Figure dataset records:

◇ ◇ ◇ ◇

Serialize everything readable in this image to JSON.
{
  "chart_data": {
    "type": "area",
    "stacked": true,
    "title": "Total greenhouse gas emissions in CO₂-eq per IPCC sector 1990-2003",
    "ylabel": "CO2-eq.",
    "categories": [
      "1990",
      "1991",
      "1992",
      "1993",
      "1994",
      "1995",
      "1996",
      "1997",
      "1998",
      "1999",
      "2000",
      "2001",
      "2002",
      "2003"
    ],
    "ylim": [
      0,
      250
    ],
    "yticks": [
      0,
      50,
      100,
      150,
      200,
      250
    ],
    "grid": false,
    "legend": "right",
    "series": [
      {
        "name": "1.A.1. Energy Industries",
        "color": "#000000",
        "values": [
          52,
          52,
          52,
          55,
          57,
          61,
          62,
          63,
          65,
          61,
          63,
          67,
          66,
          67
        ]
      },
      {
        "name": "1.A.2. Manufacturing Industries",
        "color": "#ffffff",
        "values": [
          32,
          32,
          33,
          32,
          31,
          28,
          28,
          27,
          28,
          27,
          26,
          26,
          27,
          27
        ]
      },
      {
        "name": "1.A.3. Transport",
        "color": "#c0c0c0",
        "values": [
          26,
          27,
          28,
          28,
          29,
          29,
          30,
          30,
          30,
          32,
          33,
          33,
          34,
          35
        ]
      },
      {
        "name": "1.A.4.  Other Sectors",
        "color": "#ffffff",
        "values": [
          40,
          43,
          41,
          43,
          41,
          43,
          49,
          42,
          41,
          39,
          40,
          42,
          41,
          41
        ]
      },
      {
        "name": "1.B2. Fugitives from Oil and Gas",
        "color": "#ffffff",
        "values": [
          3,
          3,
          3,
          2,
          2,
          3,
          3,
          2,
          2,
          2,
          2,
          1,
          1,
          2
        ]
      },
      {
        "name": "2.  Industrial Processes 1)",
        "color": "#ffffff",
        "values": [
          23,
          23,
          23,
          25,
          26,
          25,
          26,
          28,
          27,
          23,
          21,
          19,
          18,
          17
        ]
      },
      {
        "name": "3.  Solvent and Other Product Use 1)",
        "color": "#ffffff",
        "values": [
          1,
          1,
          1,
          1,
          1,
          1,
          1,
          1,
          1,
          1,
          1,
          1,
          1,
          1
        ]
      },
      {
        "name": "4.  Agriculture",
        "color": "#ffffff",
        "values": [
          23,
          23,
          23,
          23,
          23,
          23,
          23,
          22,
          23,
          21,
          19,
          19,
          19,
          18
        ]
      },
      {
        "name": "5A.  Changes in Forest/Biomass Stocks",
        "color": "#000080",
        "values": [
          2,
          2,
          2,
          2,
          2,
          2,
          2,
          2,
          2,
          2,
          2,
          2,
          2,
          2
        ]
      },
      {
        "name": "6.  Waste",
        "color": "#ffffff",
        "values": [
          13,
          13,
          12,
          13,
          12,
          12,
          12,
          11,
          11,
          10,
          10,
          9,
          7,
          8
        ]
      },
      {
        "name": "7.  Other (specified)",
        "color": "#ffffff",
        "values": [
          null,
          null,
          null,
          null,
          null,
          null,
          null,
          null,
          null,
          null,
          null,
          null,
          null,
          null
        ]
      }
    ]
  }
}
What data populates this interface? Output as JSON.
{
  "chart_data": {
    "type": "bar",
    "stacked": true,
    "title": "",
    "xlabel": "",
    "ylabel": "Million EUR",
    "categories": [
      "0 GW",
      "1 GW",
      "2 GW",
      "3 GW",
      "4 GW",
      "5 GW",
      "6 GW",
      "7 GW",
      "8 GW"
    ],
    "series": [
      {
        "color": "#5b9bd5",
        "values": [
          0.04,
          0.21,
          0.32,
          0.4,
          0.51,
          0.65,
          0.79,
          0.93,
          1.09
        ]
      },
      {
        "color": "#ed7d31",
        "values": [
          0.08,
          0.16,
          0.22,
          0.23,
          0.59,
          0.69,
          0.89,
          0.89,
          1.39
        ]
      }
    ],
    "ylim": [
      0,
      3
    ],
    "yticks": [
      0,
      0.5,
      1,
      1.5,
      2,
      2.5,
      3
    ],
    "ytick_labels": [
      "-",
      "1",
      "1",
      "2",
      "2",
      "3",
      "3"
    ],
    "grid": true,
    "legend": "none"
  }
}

◇ ◇ ◇ ◇

What is asked: Everything from the line with "What data populates" to the end of the listing above needs to be duplicated exactly, both end lines included, with nothing more.

Finished answer:
What data populates this interface? Output as JSON.
{
  "chart_data": {
    "type": "bar",
    "stacked": true,
    "title": "",
    "xlabel": "",
    "ylabel": "Million EUR",
    "categories": [
      "0 GW",
      "1 GW",
      "2 GW",
      "3 GW",
      "4 GW",
      "5 GW",
      "6 GW",
      "7 GW",
      "8 GW"
    ],
    "series": [
      {
        "color": "#5b9bd5",
        "values": [
          0.04,
          0.21,
          0.32,
          0.4,
          0.51,
          0.65,
          0.79,
          0.93,
          1.09
        ]
      },
      {
        "color": "#ed7d31",
        "values": [
          0.08,
          0.16,
          0.22,
          0.23,
          0.59,
          0.69,
          0.89,
          0.89,
          1.39
        ]
      }
    ],
    "ylim": [
      0,
      3
    ],
    "yticks": [
      0,
      0.5,
      1,
      1.5,
      2,
      2.5,
      3
    ],
    "ytick_labels": [
      "-",
      "1",
      "1",
      "2",
      "2",
      "3",
      "3"
    ],
    "grid": true,
    "legend": "none"
  }
}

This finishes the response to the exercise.